** begin Data for this exercise **

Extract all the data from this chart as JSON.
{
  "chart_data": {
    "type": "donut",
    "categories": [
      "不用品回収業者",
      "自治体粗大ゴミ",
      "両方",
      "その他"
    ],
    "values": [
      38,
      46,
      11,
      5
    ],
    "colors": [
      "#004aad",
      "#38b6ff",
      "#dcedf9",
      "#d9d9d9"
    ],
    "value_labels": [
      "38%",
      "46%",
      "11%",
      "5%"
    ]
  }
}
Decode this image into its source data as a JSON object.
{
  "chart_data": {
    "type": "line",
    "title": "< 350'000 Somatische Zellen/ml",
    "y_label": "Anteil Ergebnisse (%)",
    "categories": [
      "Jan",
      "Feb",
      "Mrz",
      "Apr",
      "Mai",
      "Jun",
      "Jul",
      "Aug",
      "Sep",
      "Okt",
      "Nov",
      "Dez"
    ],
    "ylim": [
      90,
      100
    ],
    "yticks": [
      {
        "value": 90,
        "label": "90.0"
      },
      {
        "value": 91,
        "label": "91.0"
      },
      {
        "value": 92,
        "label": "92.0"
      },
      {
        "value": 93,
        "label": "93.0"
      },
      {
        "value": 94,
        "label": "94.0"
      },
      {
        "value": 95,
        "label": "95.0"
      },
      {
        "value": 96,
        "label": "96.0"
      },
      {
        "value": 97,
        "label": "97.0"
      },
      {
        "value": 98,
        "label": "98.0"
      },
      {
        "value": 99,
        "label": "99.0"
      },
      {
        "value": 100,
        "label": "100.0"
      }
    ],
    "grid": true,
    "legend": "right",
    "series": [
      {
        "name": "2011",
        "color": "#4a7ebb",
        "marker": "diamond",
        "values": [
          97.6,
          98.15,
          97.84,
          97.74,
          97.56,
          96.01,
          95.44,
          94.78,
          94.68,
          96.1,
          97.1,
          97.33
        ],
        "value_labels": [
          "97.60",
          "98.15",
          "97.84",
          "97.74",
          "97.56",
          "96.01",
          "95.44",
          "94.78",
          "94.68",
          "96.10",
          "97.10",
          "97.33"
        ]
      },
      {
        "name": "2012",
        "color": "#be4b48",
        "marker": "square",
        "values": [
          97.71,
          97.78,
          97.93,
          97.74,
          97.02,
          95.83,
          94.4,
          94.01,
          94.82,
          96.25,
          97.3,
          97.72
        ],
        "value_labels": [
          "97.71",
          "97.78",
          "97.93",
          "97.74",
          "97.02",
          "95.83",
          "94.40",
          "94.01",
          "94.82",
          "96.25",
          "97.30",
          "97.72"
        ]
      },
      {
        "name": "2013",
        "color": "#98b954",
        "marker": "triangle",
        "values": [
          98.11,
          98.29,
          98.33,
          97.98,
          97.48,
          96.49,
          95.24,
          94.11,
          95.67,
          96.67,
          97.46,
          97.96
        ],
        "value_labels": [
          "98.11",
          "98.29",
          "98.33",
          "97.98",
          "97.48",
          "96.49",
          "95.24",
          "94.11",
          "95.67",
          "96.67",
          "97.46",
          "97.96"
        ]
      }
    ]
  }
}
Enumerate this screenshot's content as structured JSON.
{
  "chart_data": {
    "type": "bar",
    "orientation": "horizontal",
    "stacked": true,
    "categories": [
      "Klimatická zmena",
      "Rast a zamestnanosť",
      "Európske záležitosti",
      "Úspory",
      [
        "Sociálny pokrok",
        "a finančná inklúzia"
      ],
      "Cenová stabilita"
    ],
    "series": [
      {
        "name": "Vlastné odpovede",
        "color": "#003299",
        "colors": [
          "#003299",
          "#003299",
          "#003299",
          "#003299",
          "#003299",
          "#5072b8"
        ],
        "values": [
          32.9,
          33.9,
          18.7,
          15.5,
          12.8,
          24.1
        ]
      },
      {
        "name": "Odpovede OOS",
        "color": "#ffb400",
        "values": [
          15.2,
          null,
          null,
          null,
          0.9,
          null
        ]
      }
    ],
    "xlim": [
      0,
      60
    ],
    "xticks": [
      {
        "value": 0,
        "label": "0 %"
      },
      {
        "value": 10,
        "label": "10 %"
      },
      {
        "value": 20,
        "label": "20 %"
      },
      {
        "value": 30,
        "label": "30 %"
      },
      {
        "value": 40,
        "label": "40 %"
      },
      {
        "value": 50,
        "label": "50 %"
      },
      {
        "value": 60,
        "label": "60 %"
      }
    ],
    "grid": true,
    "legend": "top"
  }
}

** end Data for this exercise **

**Exercise**
Locate the lines above that hold the word "JSON". Show every one of them.

**Task result**
Extract all the data from this chart as JSON.
Decode this image into its source data as a JSON object.
Enumerate this screenshot's content as structured JSON.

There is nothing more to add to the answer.